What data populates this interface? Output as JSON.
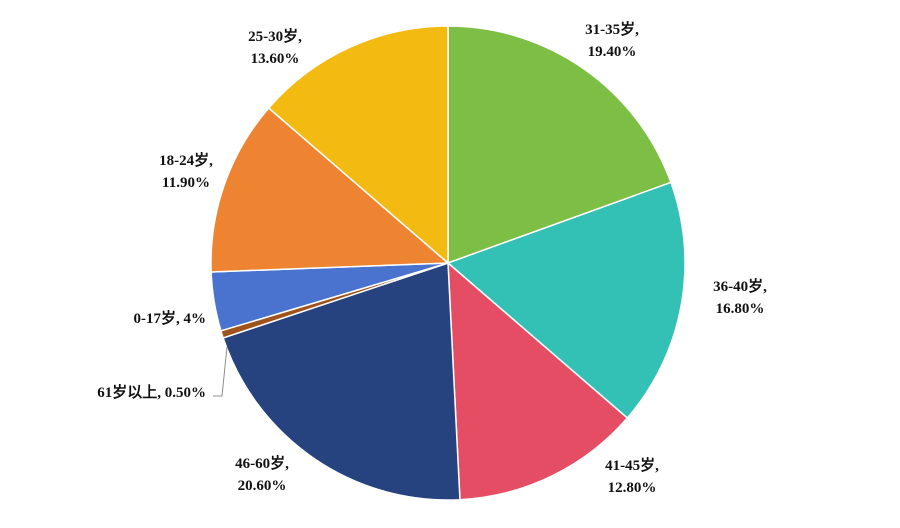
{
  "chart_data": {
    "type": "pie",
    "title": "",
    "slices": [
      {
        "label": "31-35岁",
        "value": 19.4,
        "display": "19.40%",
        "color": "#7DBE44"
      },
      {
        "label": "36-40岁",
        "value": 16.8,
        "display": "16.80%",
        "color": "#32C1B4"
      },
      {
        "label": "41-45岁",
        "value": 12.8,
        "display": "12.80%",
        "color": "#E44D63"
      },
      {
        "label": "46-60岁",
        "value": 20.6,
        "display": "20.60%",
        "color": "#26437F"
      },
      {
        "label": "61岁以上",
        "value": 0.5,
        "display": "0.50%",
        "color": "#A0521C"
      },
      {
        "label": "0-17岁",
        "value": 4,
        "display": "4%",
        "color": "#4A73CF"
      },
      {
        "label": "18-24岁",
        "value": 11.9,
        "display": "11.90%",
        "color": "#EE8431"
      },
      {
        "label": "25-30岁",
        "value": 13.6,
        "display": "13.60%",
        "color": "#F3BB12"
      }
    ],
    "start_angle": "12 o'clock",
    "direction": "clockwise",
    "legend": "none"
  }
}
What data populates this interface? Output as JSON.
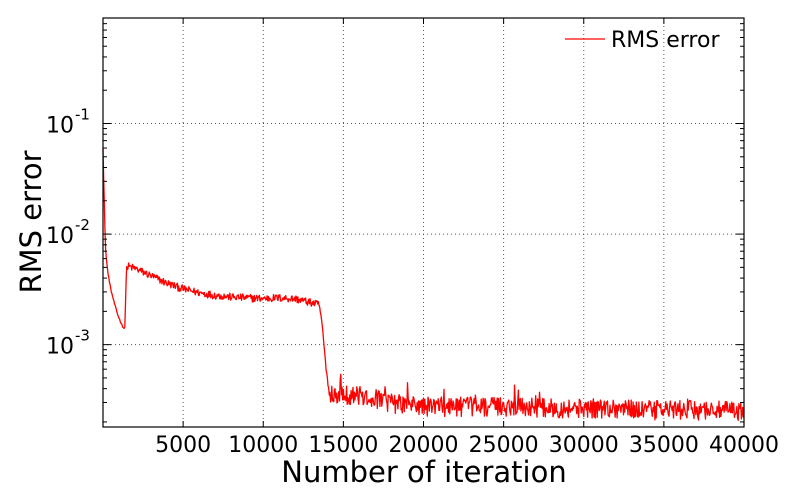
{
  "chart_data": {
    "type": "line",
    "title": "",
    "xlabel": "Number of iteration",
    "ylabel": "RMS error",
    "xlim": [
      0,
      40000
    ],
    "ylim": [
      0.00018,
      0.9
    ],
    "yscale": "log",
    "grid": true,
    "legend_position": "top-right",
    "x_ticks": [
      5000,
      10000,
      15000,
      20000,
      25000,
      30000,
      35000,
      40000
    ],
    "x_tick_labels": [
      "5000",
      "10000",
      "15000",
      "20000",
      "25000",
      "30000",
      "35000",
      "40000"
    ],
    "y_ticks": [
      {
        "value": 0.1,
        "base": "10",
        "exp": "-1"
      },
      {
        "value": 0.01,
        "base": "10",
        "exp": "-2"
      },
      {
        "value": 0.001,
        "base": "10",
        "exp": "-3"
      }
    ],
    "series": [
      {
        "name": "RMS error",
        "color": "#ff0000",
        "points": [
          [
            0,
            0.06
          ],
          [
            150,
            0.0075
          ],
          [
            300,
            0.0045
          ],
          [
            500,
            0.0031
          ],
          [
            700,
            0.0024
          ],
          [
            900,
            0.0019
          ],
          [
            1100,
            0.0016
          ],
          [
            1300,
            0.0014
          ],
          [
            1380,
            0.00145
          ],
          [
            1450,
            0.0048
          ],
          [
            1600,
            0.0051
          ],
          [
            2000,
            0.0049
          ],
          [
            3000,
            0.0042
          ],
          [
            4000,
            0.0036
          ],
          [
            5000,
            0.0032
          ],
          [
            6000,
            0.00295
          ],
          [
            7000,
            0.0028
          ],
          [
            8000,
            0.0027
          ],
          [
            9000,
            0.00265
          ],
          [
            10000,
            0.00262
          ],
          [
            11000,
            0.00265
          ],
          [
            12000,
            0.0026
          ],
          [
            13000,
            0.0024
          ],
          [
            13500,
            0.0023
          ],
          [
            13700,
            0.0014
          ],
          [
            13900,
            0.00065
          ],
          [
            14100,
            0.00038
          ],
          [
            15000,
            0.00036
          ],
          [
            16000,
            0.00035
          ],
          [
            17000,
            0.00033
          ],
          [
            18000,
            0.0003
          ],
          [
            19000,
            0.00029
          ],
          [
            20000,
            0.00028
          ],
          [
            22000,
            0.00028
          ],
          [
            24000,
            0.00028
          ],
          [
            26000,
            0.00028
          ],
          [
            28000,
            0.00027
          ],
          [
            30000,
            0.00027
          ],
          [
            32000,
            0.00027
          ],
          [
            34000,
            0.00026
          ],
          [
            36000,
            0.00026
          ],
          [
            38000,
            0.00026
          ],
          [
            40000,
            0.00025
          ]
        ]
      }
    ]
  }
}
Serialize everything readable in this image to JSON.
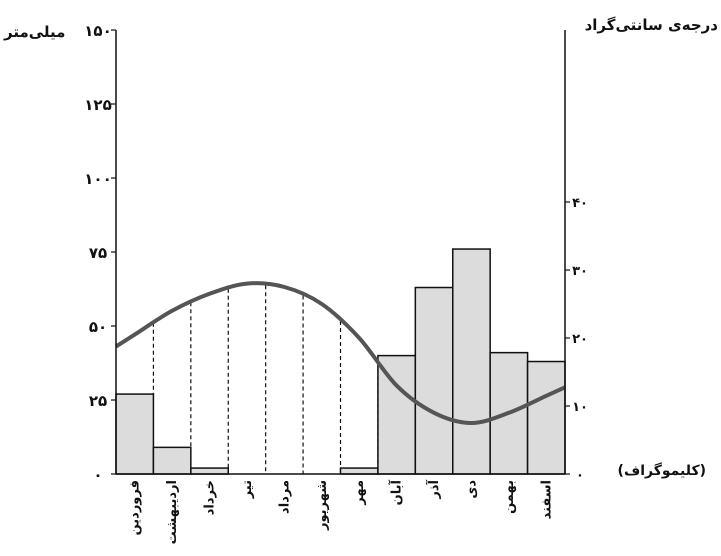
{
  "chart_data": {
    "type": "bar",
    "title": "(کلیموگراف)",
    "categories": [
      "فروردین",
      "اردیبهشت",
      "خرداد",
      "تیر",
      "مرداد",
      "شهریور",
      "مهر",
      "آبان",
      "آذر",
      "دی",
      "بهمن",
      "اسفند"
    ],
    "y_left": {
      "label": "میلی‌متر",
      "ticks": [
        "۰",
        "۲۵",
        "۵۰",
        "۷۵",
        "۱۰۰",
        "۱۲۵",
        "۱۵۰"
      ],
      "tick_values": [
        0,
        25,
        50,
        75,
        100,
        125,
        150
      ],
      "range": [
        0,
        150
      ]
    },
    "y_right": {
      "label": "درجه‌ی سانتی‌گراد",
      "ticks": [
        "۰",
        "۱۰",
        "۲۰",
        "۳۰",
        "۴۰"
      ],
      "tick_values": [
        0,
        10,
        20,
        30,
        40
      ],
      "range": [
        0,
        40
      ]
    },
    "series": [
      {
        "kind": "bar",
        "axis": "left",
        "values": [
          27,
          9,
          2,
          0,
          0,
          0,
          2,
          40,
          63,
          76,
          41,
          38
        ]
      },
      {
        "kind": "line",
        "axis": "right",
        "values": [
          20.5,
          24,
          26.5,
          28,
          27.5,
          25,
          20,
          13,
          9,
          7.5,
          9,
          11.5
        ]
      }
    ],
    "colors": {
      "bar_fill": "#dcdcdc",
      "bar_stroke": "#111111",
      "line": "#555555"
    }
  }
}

+===+

§ **EXERCISE**
Pictures are excluded; copy every other part of the records exactly.

§ **EXERCISE ANSWER**
What data populates this interface? Output as JSON.
{
  "chart_data": {
    "type": "pie",
    "title": "",
    "slices": [
      {
        "label": "31-35岁",
        "value": 19.4,
        "display": "19.40%",
        "color": "#7DBE44"
      },
      {
        "label": "36-40岁",
        "value": 16.8,
        "display": "16.80%",
        "color": "#32C1B4"
      },
      {
        "label": "41-45岁",
        "value": 12.8,
        "display": "12.80%",
        "color": "#E44D63"
      },
      {
        "label": "46-60岁",
        "value": 20.6,
        "display": "20.60%",
        "color": "#26437F"
      },
      {
        "label": "61岁以上",
        "value": 0.5,
        "display": "0.50%",
        "color": "#A0521C"
      },
      {
        "label": "0-17岁",
        "value": 4,
        "display": "4%",
        "color": "#4A73CF"
      },
      {
        "label": "18-24岁",
        "value": 11.9,
        "display": "11.90%",
        "color": "#EE8431"
      },
      {
        "label": "25-30岁",
        "value": 13.6,
        "display": "13.60%",
        "color": "#F3BB12"
      }
    ],
    "start_angle": "12 o'clock",
    "direction": "clockwise",
    "legend": "none"
  }
}
What data populates this interface? Output as JSON.
{
  "chart_data": {
    "type": "line",
    "title": "",
    "xlabel": "Number of iteration",
    "ylabel": "RMS error",
    "xlim": [
      0,
      40000
    ],
    "ylim": [
      0.00018,
      0.9
    ],
    "yscale": "log",
    "grid": true,
    "legend_position": "top-right",
    "x_ticks": [
      5000,
      10000,
      15000,
      20000,
      25000,
      30000,
      35000,
      40000
    ],
    "x_tick_labels": [
      "5000",
      "10000",
      "15000",
      "20000",
      "25000",
      "30000",
      "35000",
      "40000"
    ],
    "y_ticks": [
      {
        "value": 0.1,
        "base": "10",
        "exp": "-1"
      },
      {
        "value": 0.01,
        "base": "10",
        "exp": "-2"
      },
      {
        "value": 0.001,
        "base": "10",
        "exp": "-3"
      }
    ],
    "series": [
      {
        "name": "RMS error",
        "color": "#ff0000",
        "points": [
          [
            0,
            0.06
          ],
          [
            150,
            0.0075
          ],
          [
            300,
            0.0045
          ],
          [
            500,
            0.0031
          ],
          [
            700,
            0.0024
          ],
          [
            900,
            0.0019
          ],
          [
            1100,
            0.0016
          ],
          [
            1300,
            0.0014
          ],
          [
            1380,
            0.00145
          ],
          [
            1450,
            0.0048
          ],
          [
            1600,
            0.0051
          ],
          [
            2000,
            0.0049
          ],
          [
            3000,
            0.0042
          ],
          [
            4000,
            0.0036
          ],
          [
            5000,
            0.0032
          ],
          [
            6000,
            0.00295
          ],
          [
            7000,
            0.0028
          ],
          [
            8000,
            0.0027
          ],
          [
            9000,
            0.00265
          ],
          [
            10000,
            0.00262
          ],
          [
            11000,
            0.00265
          ],
          [
            12000,
            0.0026
          ],
          [
            13000,
            0.0024
          ],
          [
            13500,
            0.0023
          ],
          [
            13700,
            0.0014
          ],
          [
            13900,
            0.00065
          ],
          [
            14100,
            0.00038
          ],
          [
            15000,
            0.00036
          ],
          [
            16000,
            0.00035
          ],
          [
            17000,
            0.00033
          ],
          [
            18000,
            0.0003
          ],
          [
            19000,
            0.00029
          ],
          [
            20000,
            0.00028
          ],
          [
            22000,
            0.00028
          ],
          [
            24000,
            0.00028
          ],
          [
            26000,
            0.00028
          ],
          [
            28000,
            0.00027
          ],
          [
            30000,
            0.00027
          ],
          [
            32000,
            0.00027
          ],
          [
            34000,
            0.00026
          ],
          [
            36000,
            0.00026
          ],
          [
            38000,
            0.00026
          ],
          [
            40000,
            0.00025
          ]
        ]
      }
    ]
  }
}
Serialize everything readable in this image to JSON.
{
  "chart_data": {
    "type": "bar",
    "title": "(کلیموگراف)",
    "categories": [
      "فروردین",
      "اردیبهشت",
      "خرداد",
      "تیر",
      "مرداد",
      "شهریور",
      "مهر",
      "آبان",
      "آذر",
      "دی",
      "بهمن",
      "اسفند"
    ],
    "y_left": {
      "label": "میلی‌متر",
      "ticks": [
        "۰",
        "۲۵",
        "۵۰",
        "۷۵",
        "۱۰۰",
        "۱۲۵",
        "۱۵۰"
      ],
      "tick_values": [
        0,
        25,
        50,
        75,
        100,
        125,
        150
      ],
      "range": [
        0,
        150
      ]
    },
    "y_right": {
      "label": "درجه‌ی سانتی‌گراد",
      "ticks": [
        "۰",
        "۱۰",
        "۲۰",
        "۳۰",
        "۴۰"
      ],
      "tick_values": [
        0,
        10,
        20,
        30,
        40
      ],
      "range": [
        0,
        40
      ]
    },
    "series": [
      {
        "kind": "bar",
        "axis": "left",
        "values": [
          27,
          9,
          2,
          0,
          0,
          0,
          2,
          40,
          63,
          76,
          41,
          38
        ]
      },
      {
        "kind": "line",
        "axis": "right",
        "values": [
          20.5,
          24,
          26.5,
          28,
          27.5,
          25,
          20,
          13,
          9,
          7.5,
          9,
          11.5
        ]
      }
    ],
    "colors": {
      "bar_fill": "#dcdcdc",
      "bar_stroke": "#111111",
      "line": "#555555"
    }
  }
}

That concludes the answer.